**EXTRACTED RECORDS**
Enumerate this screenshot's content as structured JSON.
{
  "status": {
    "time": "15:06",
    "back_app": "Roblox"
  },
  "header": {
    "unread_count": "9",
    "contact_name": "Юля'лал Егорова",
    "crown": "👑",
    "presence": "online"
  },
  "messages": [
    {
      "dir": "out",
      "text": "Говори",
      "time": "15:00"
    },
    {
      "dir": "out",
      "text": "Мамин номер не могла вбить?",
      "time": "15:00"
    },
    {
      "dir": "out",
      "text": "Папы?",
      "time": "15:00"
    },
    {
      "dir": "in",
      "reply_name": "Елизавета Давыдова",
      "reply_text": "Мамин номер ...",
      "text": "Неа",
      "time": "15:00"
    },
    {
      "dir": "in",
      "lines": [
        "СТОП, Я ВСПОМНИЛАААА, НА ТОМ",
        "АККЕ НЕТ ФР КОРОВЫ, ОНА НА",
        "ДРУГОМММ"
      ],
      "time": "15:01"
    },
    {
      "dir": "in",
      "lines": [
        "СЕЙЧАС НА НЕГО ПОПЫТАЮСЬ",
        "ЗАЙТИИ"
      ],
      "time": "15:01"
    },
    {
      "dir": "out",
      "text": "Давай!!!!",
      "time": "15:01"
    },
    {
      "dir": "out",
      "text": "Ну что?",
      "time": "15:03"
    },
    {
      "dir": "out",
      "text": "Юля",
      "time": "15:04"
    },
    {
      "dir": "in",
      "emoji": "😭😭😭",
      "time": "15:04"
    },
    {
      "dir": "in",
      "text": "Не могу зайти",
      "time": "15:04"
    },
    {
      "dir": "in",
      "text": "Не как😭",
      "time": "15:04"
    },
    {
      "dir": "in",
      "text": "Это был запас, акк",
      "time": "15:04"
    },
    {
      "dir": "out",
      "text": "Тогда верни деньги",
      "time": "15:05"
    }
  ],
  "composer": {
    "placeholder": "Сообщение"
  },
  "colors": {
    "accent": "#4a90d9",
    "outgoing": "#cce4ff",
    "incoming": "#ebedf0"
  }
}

**THE EXERCISE**
Nothing should be left out: return all of the records exactly.

**COMPLETE RESPONSE**
Enumerate this screenshot's content as structured JSON.
{
  "status": {
    "time": "15:06",
    "back_app": "Roblox"
  },
  "header": {
    "unread_count": "9",
    "contact_name": "Юля'лал Егорова",
    "crown": "👑",
    "presence": "online"
  },
  "messages": [
    {
      "dir": "out",
      "text": "Говори",
      "time": "15:00"
    },
    {
      "dir": "out",
      "text": "Мамин номер не могла вбить?",
      "time": "15:00"
    },
    {
      "dir": "out",
      "text": "Папы?",
      "time": "15:00"
    },
    {
      "dir": "in",
      "reply_name": "Елизавета Давыдова",
      "reply_text": "Мамин номер ...",
      "text": "Неа",
      "time": "15:00"
    },
    {
      "dir": "in",
      "lines": [
        "СТОП, Я ВСПОМНИЛАААА, НА ТОМ",
        "АККЕ НЕТ ФР КОРОВЫ, ОНА НА",
        "ДРУГОМММ"
      ],
      "time": "15:01"
    },
    {
      "dir": "in",
      "lines": [
        "СЕЙЧАС НА НЕГО ПОПЫТАЮСЬ",
        "ЗАЙТИИ"
      ],
      "time": "15:01"
    },
    {
      "dir": "out",
      "text": "Давай!!!!",
      "time": "15:01"
    },
    {
      "dir": "out",
      "text": "Ну что?",
      "time": "15:03"
    },
    {
      "dir": "out",
      "text": "Юля",
      "time": "15:04"
    },
    {
      "dir": "in",
      "emoji": "😭😭😭",
      "time": "15:04"
    },
    {
      "dir": "in",
      "text": "Не могу зайти",
      "time": "15:04"
    },
    {
      "dir": "in",
      "text": "Не как😭",
      "time": "15:04"
    },
    {
      "dir": "in",
      "text": "Это был запас, акк",
      "time": "15:04"
    },
    {
      "dir": "out",
      "text": "Тогда верни деньги",
      "time": "15:05"
    }
  ],
  "composer": {
    "placeholder": "Сообщение"
  },
  "colors": {
    "accent": "#4a90d9",
    "outgoing": "#cce4ff",
    "incoming": "#ebedf0"
  }
}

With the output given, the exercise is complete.